Note that you don't need independence for linearity of the expectation.

Becker A. (Dec 07 2025 at 19:44):

David Ledvinka said:

tsum is for possibly infinite sum, this is why you get the extra Summabilitygoal that requires you to show the sum converges.

okay. so in other words, tsum is specifically for sums that are finite (basing this also on docs), which is why I need to provide a proof that this sum is finite. do I have that right?

Becker A. (Dec 07 2025 at 19:46):

Rémy Degenne said:

Note that you don't need independence for linearity of the expectation.

thanks, yeah I removed that from my second code chunk. but also I'm trying to eventually do something more complicated that does require independence, which is why I got confused and added that in by mistake. so that original question/answer will not go to waste!

David Ledvinka (Dec 07 2025 at 19:49):

No, tsum is for possibly infinite sums that unconditionally converge. They can converge to infinity if they are for example in the type ENNReal (the extended non-negative Reals which is [0,∞])

Becker A. (Dec 07 2025 at 19:51):

okay. so would I edit my first statement to instead be this?:

tsum is specifically for sums that converge, which is why I need to provide a proof that this sum converges.

=== SHORT TASK A ===
In the forum thread about tsum, what kind of sums does David Ledvinka say tsum is for?
=== SHORT TASK B ===
Return the stretch of the forum thread from "No, tsum is" through "which is [0,∞])", copied word for word.
=== SHORT TASK C ===
List every person named in the forum thread.
The material after this thread is separate from it.

=== SOURCE MATERIAL ===

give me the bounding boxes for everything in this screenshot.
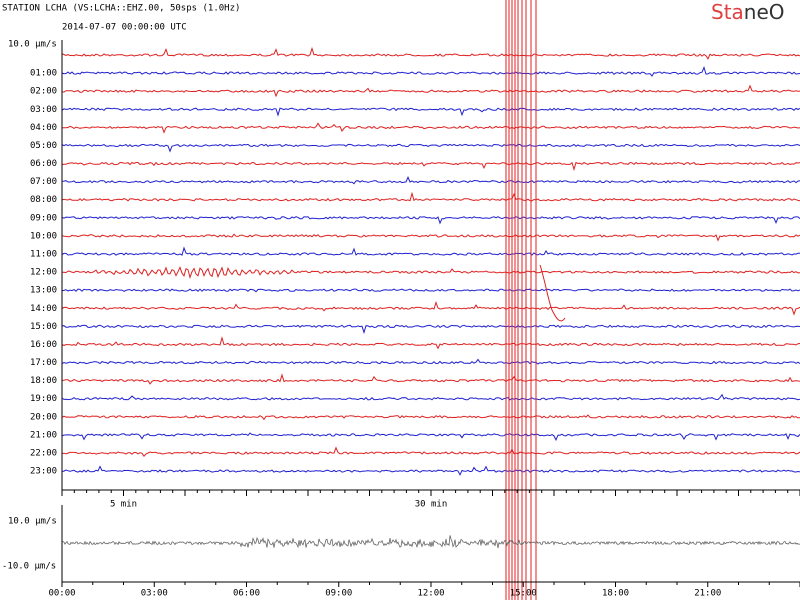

=== SOLUTION A ===
Possibly infinite sums that unconditionally converge.

=== SOLUTION B ===
No, tsum is for possibly infinite sums that unconditionally converge. They can converge to infinity if they are for example in the type ENNReal (the extended non-negative Reals which is [0,∞])

=== SOLUTION C ===
Becker A., David Ledvinka, Rémy Degenne